[Begin]

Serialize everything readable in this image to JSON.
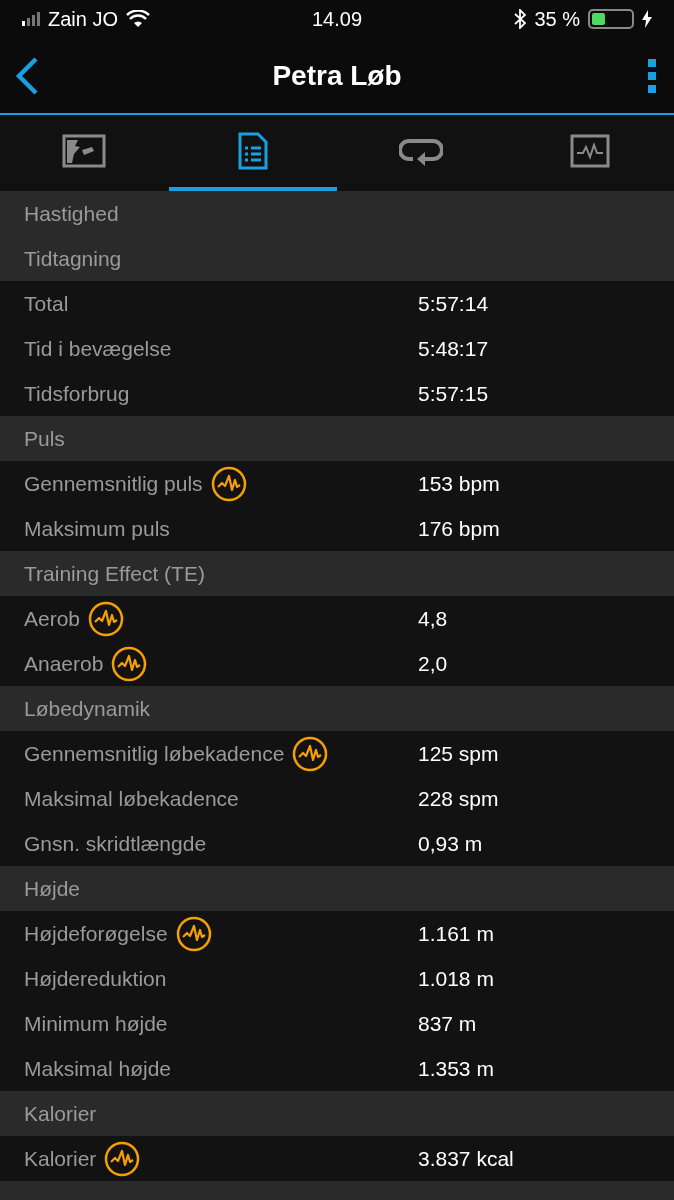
{
  "status_bar": {
    "carrier": "Zain JO",
    "time": "14.09",
    "battery": "35 %"
  },
  "nav": {
    "title": "Petra Løb"
  },
  "tabs": [
    {
      "kind": "map",
      "selected": false
    },
    {
      "kind": "details",
      "selected": true
    },
    {
      "kind": "laps",
      "selected": false
    },
    {
      "kind": "graph",
      "selected": false
    }
  ],
  "sections": [
    {
      "title": "Hastighed"
    },
    {
      "title": "Tidtagning",
      "rows": [
        {
          "label": "Total",
          "value": "5:57:14",
          "chart": false
        },
        {
          "label": "Tid i bevægelse",
          "value": "5:48:17",
          "chart": false
        },
        {
          "label": "Tidsforbrug",
          "value": "5:57:15",
          "chart": false
        }
      ]
    },
    {
      "title": "Puls",
      "rows": [
        {
          "label": "Gennemsnitlig puls",
          "value": "153 bpm",
          "chart": true
        },
        {
          "label": "Maksimum puls",
          "value": "176 bpm",
          "chart": false
        }
      ]
    },
    {
      "title": "Training Effect (TE)",
      "rows": [
        {
          "label": "Aerob",
          "value": "4,8",
          "chart": true
        },
        {
          "label": "Anaerob",
          "value": "2,0",
          "chart": true
        }
      ]
    },
    {
      "title": "Løbedynamik",
      "rows": [
        {
          "label": "Gennemsnitlig løbekadence",
          "value": "125 spm",
          "chart": true
        },
        {
          "label": "Maksimal løbekadence",
          "value": "228 spm",
          "chart": false
        },
        {
          "label": "Gnsn. skridtlængde",
          "value": "0,93 m",
          "chart": false
        }
      ]
    },
    {
      "title": "Højde",
      "rows": [
        {
          "label": "Højdeforøgelse",
          "value": "1.161 m",
          "chart": true
        },
        {
          "label": "Højdereduktion",
          "value": "1.018 m",
          "chart": false
        },
        {
          "label": "Minimum højde",
          "value": "837 m",
          "chart": false
        },
        {
          "label": "Maksimal højde",
          "value": "1.353 m",
          "chart": false
        }
      ]
    },
    {
      "title": "Kalorier",
      "rows": [
        {
          "label": "Kalorier",
          "value": "3.837 kcal",
          "chart": true
        }
      ]
    }
  ]
}
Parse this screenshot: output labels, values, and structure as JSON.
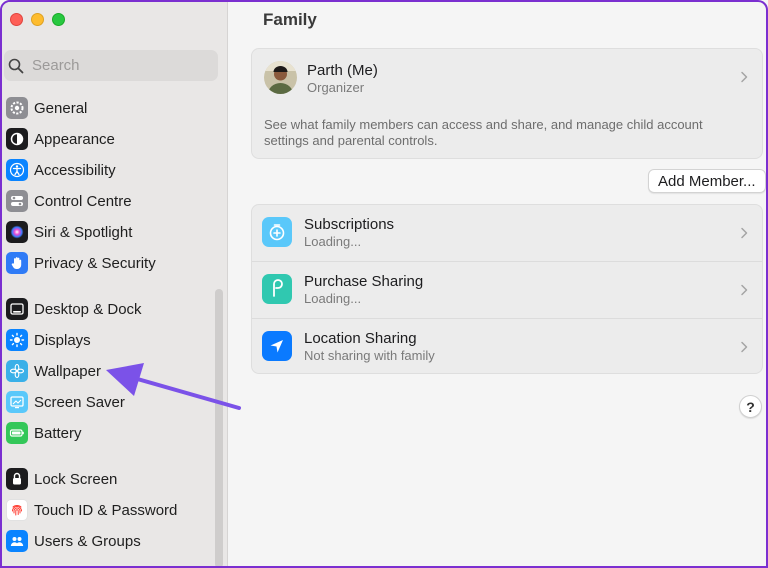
{
  "window": {
    "traffic_lights": [
      "close",
      "minimize",
      "zoom"
    ]
  },
  "sidebar": {
    "search_placeholder": "Search",
    "items": [
      {
        "label": "General",
        "icon": "gear-icon",
        "color": "#8e8e93"
      },
      {
        "label": "Appearance",
        "icon": "appearance-icon",
        "color": "#1c1c1e"
      },
      {
        "label": "Accessibility",
        "icon": "accessibility-icon",
        "color": "#0a84ff"
      },
      {
        "label": "Control Centre",
        "icon": "control-centre-icon",
        "color": "#8e8e93"
      },
      {
        "label": "Siri & Spotlight",
        "icon": "siri-icon",
        "color": "#6b3fd8"
      },
      {
        "label": "Privacy & Security",
        "icon": "hand-icon",
        "color": "#2f7bf6"
      },
      {
        "label": "Desktop & Dock",
        "icon": "dock-icon",
        "color": "#1c1c1e"
      },
      {
        "label": "Displays",
        "icon": "sun-icon",
        "color": "#0a84ff"
      },
      {
        "label": "Wallpaper",
        "icon": "flower-icon",
        "color": "#3ab0e8"
      },
      {
        "label": "Screen Saver",
        "icon": "screen-saver-icon",
        "color": "#5ac8fa"
      },
      {
        "label": "Battery",
        "icon": "battery-icon",
        "color": "#34c759"
      },
      {
        "label": "Lock Screen",
        "icon": "lock-icon",
        "color": "#1c1c1e"
      },
      {
        "label": "Touch ID & Password",
        "icon": "fingerprint-icon",
        "color": "#ff3b30"
      },
      {
        "label": "Users & Groups",
        "icon": "users-icon",
        "color": "#0a84ff"
      }
    ]
  },
  "main": {
    "title": "Family",
    "member": {
      "name": "Parth (Me)",
      "role": "Organizer",
      "description": "See what family members can access and share, and manage child account settings and parental controls."
    },
    "add_member_label": "Add Member...",
    "services": [
      {
        "title": "Subscriptions",
        "subtitle": "Loading...",
        "icon": "subscriptions-icon",
        "color": "#5ac8fa"
      },
      {
        "title": "Purchase Sharing",
        "subtitle": "Loading...",
        "icon": "purchase-sharing-icon",
        "color": "#30c8b0"
      },
      {
        "title": "Location Sharing",
        "subtitle": "Not sharing with family",
        "icon": "location-arrow-icon",
        "color": "#0a7aff"
      }
    ],
    "help_label": "?"
  },
  "annotation": {
    "arrow_color": "#7b52e8",
    "points_to": "Wallpaper"
  }
}
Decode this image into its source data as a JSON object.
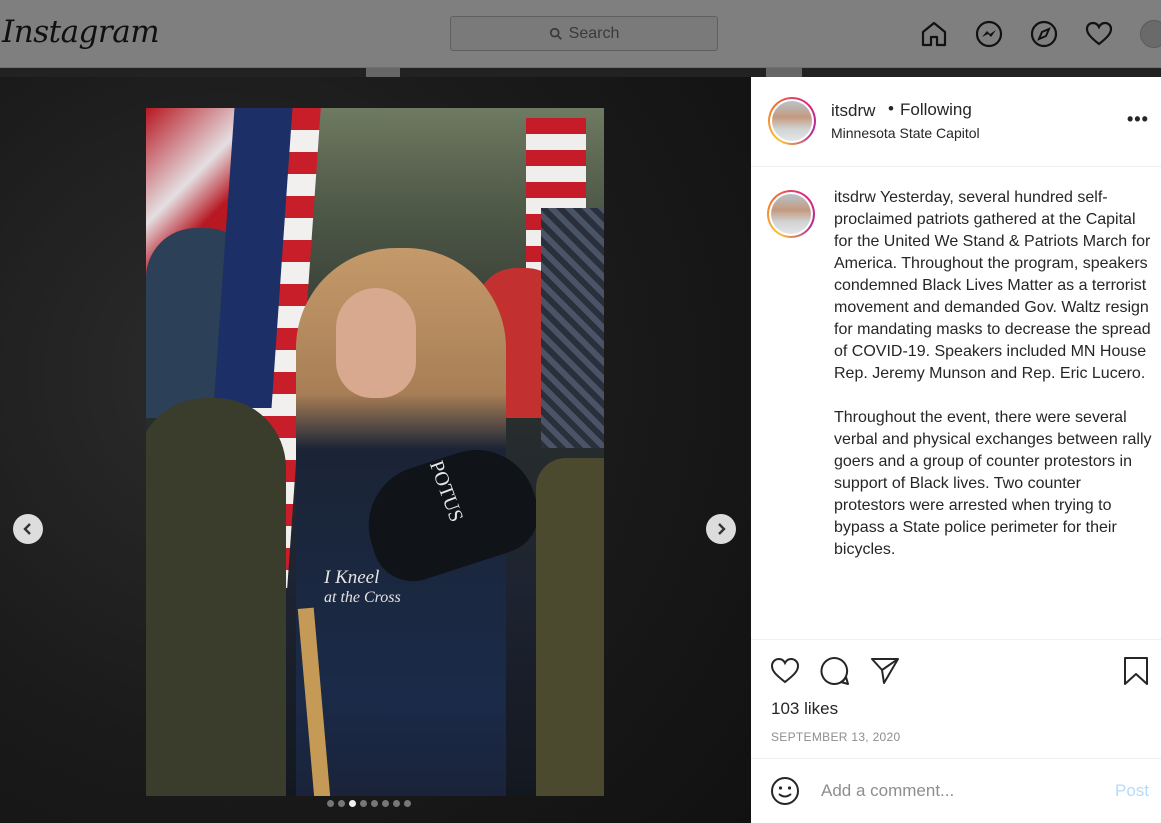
{
  "header": {
    "logo": "Instagram",
    "search_placeholder": "Search",
    "nav_icons": [
      "home-icon",
      "messenger-icon",
      "explore-icon",
      "activity-heart-icon",
      "profile-avatar"
    ]
  },
  "post": {
    "username": "itsdrw",
    "separator": "•",
    "follow_status": "Following",
    "location": "Minnesota State Capitol",
    "more_label": "•••",
    "caption_username": "itsdrw",
    "caption_text": " Yesterday, several hundred self-proclaimed patriots gathered at the Capital for the United We Stand & Patriots March for America. Throughout the program, speakers condemned Black Lives Matter as a terrorist movement and demanded Gov. Waltz resign for mandating masks to decrease the spread of COVID-19. Speakers included MN House Rep. Jeremy Munson and Rep. Eric Lucero.\n\nThroughout the event, there were several verbal and physical exchanges between rally goers and a group of counter protestors in support of Black lives. Two counter protestors were arrested when trying to bypass a State police perimeter for their bicycles.",
    "likes": "103 likes",
    "date": "SEPTEMBER 13, 2020",
    "comment_placeholder": "Add a comment...",
    "post_button": "Post"
  },
  "photo": {
    "hat_text": "POTUS",
    "shirt_text_line1": "I Kneel",
    "shirt_text_line2": "at the Cross"
  },
  "carousel": {
    "slide_count": 8,
    "active_index": 2
  },
  "colors": {
    "post_button_disabled": "#b3dbff",
    "secondary_text": "#8e8e8e",
    "primary_text": "#262626"
  }
}
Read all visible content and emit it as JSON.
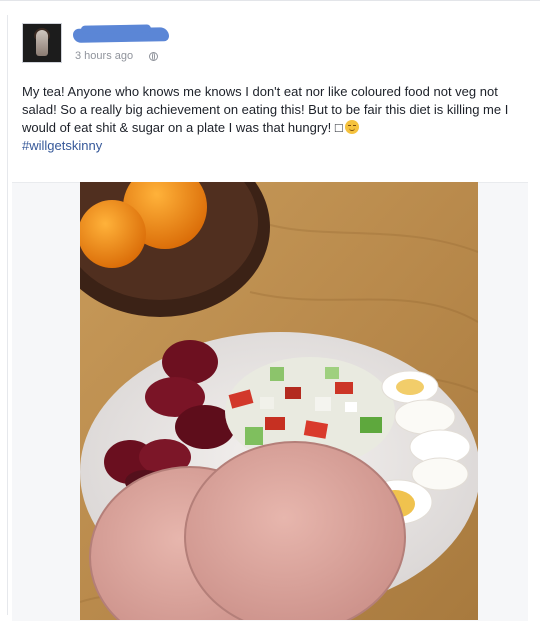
{
  "post": {
    "timestamp": "3 hours ago",
    "text": "My tea! Anyone who knows me knows I don't eat nor like coloured food not veg not salad! So a really big achievement on eating this! But to be fair this diet is killing me I would of eat shit & sugar on a plate I was that hungry! □",
    "hashtag": "#willgetskinny",
    "icons": {
      "privacy": "globe-icon",
      "emoji": "relieved-face-emoji-icon"
    }
  },
  "colors": {
    "text": "#1d2129",
    "meta": "#90949c",
    "link": "#365899",
    "redaction": "#5b86d6"
  }
}
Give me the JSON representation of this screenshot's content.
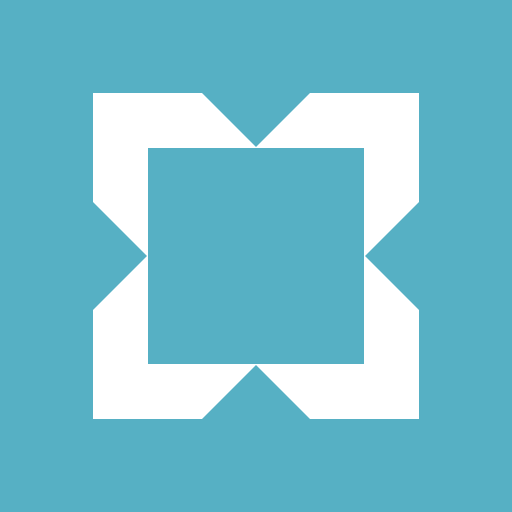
{
  "icon": {
    "name": "app-logo-icon",
    "colors": {
      "background": "#56b0c4",
      "foreground": "#ffffff"
    }
  }
}
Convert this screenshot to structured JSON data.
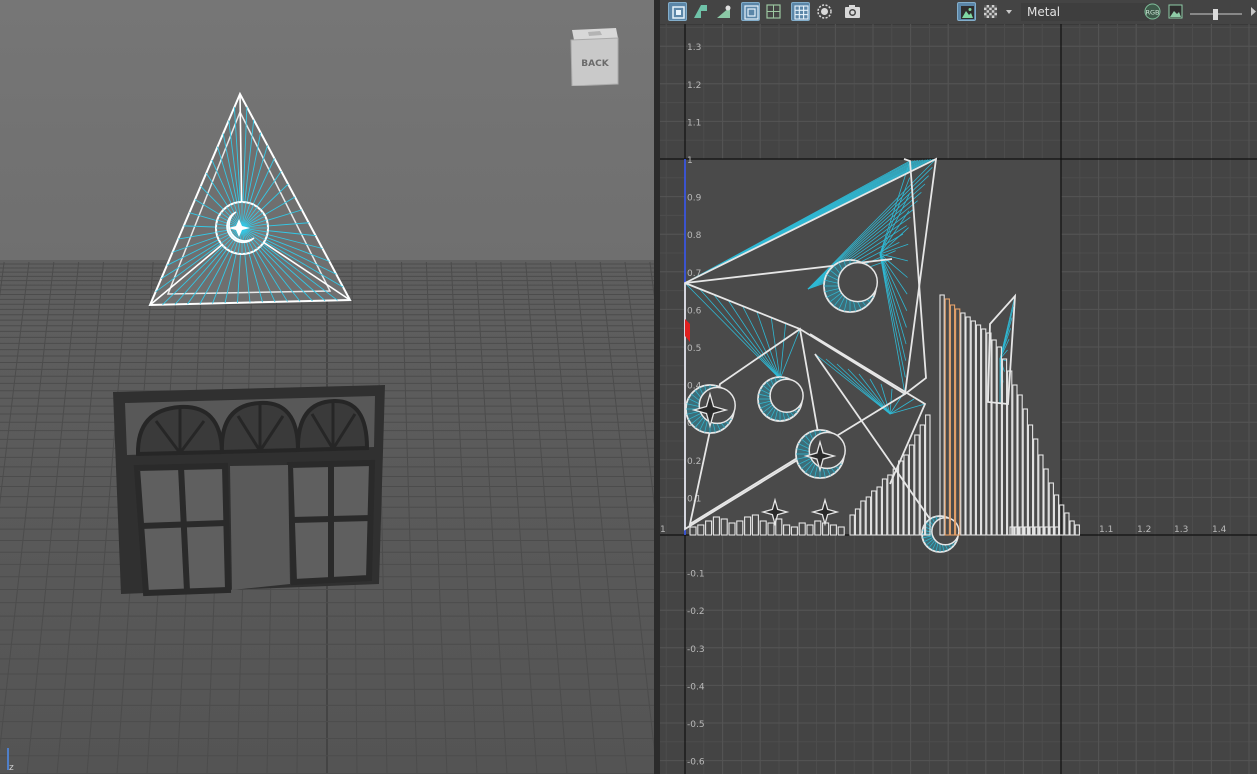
{
  "viewport3d": {
    "view_cube_label": "BACK",
    "axis_indicator_label": "z"
  },
  "uv_editor": {
    "toolbar": {
      "buttons": [
        {
          "icon": "uv-shell-select-icon",
          "active": true
        },
        {
          "icon": "uv-face-select-icon",
          "active": false
        },
        {
          "icon": "uv-vertex-select-icon",
          "active": false
        },
        {
          "icon": "display-wireframe-icon",
          "active": true
        },
        {
          "icon": "display-grid-icon",
          "active": false
        },
        {
          "icon": "uv-checker-grid-icon",
          "active": true
        },
        {
          "icon": "isolate-select-icon",
          "active": false
        },
        {
          "icon": "snapshot-camera-icon",
          "active": false
        },
        {
          "icon": "image-display-icon",
          "active": true
        },
        {
          "icon": "checker-pattern-icon",
          "active": false
        },
        {
          "icon": "dropdown-arrow-icon",
          "active": false
        },
        {
          "icon": "rgb-channels-icon",
          "active": false
        },
        {
          "icon": "image-view-icon",
          "active": false
        },
        {
          "icon": "exposure-slider-icon",
          "active": false
        }
      ],
      "texture_name": "Metal",
      "rgb_label": "RGB"
    },
    "grid": {
      "v_tick_labels": [
        "1.3",
        "1.2",
        "1.1",
        "1",
        "0.9",
        "0.8",
        "0.7",
        "0.6",
        "0.5",
        "0.4",
        "0.3",
        "0.2",
        "0.1",
        "-0.1",
        "-0.2",
        "-0.3",
        "-0.4",
        "-0.5",
        "-0.6"
      ],
      "u_tick_labels": [
        "1",
        "1.1",
        "1.2",
        "1.3",
        "1.4",
        "1"
      ]
    }
  }
}
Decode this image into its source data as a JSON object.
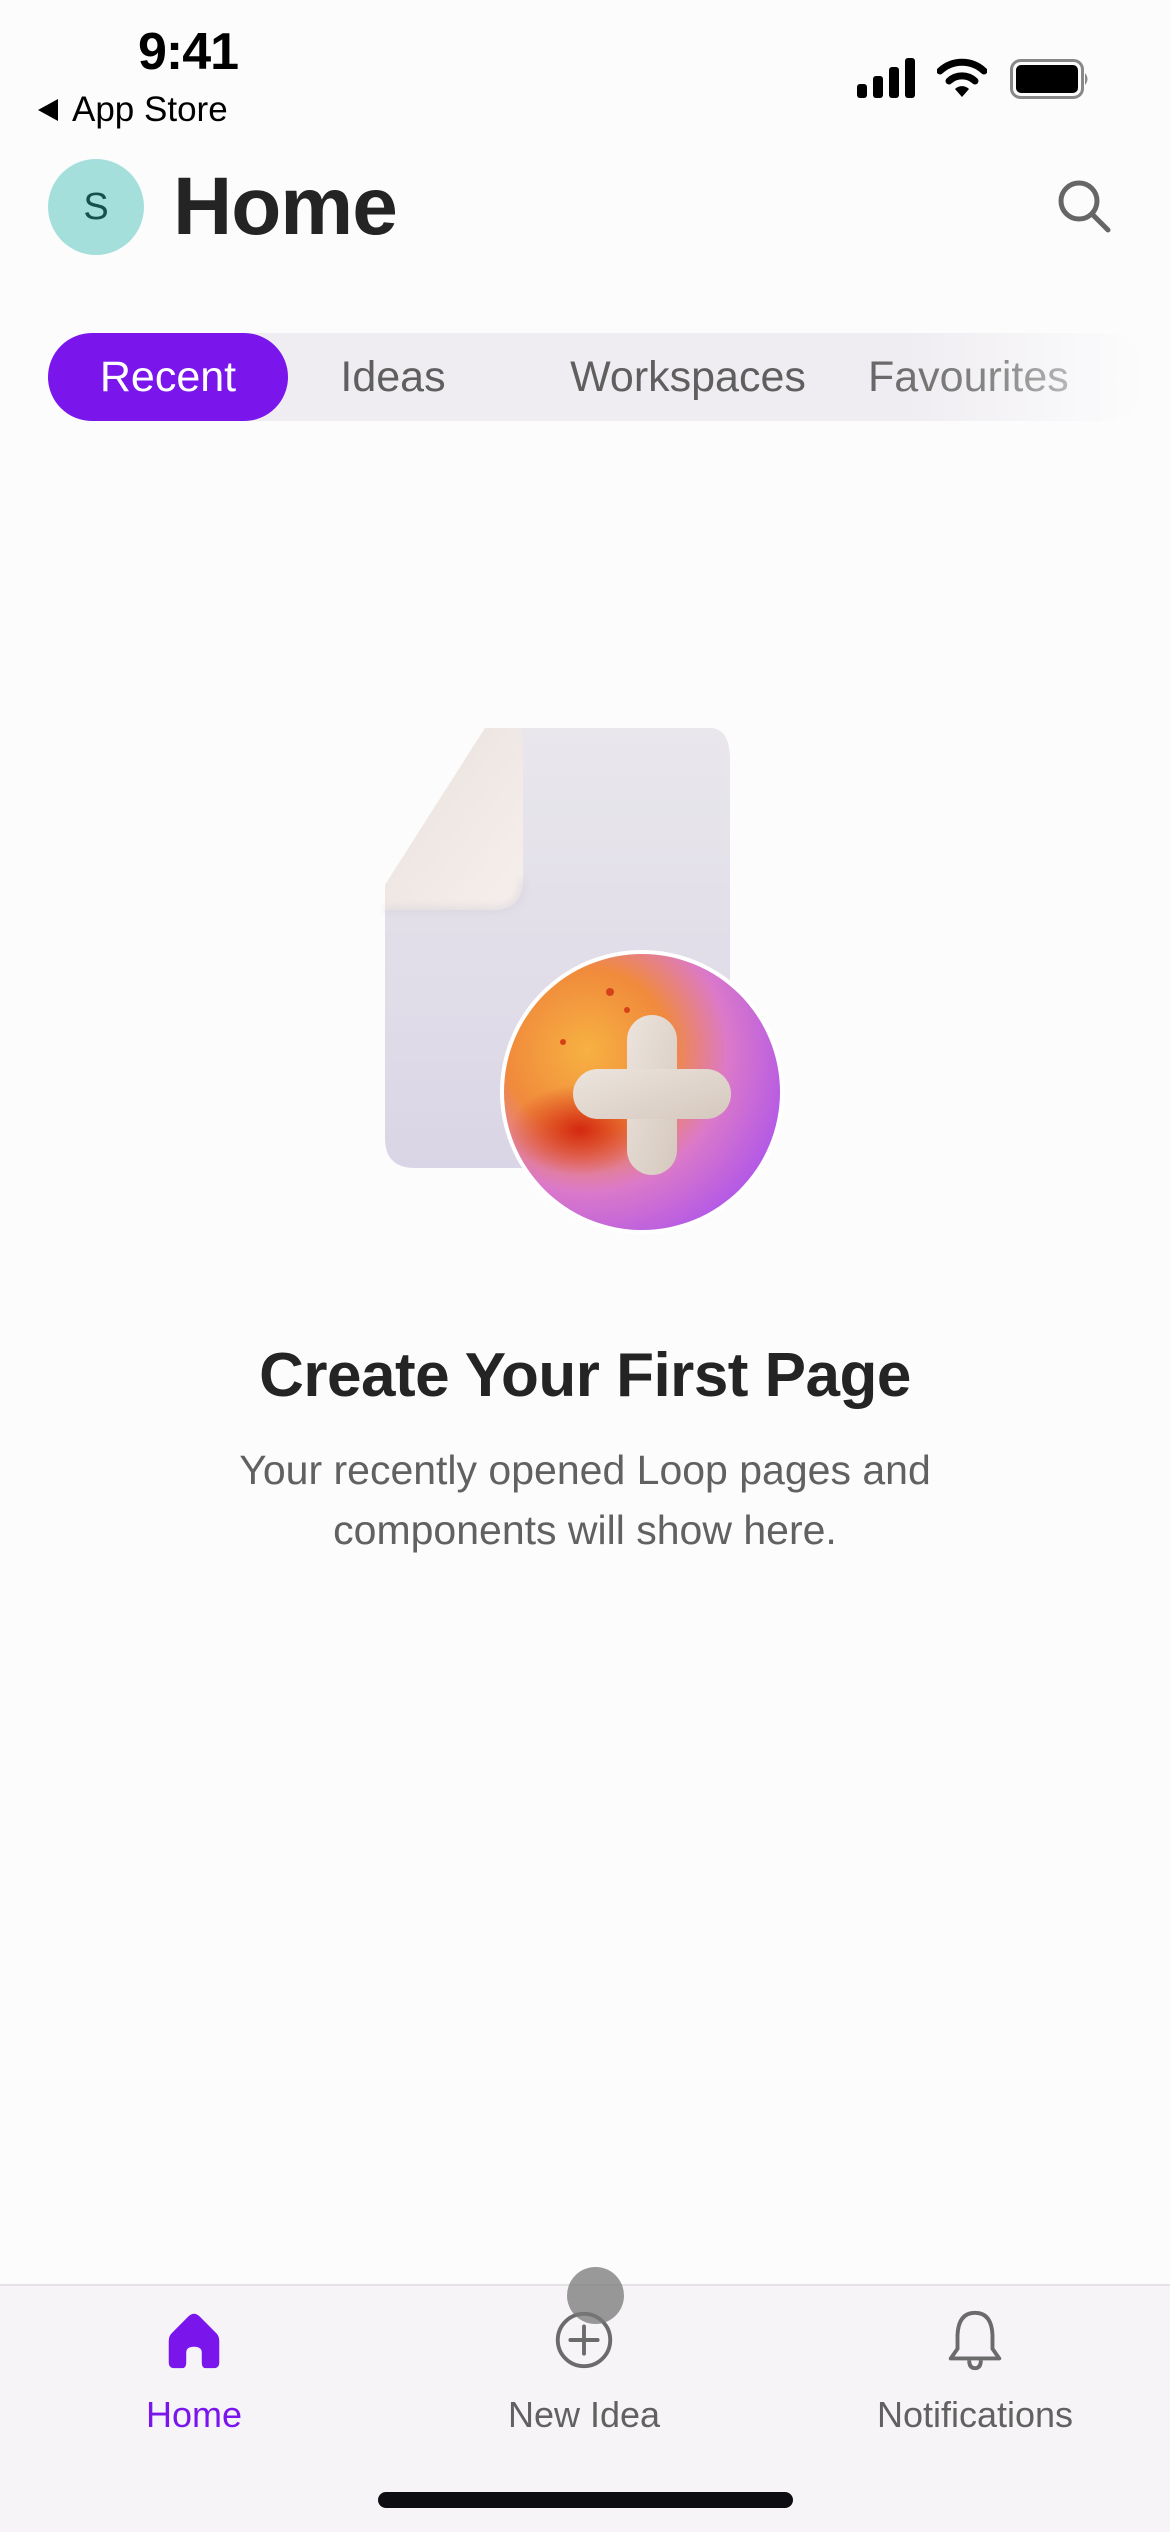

[End]

PROMPT: Select all lines in the listing above where the word "Maksimal" appears, and show them.

RESULT OF THIS TASK:
          "label": "Maksimal løbekadence",
          "label": "Maksimal højde",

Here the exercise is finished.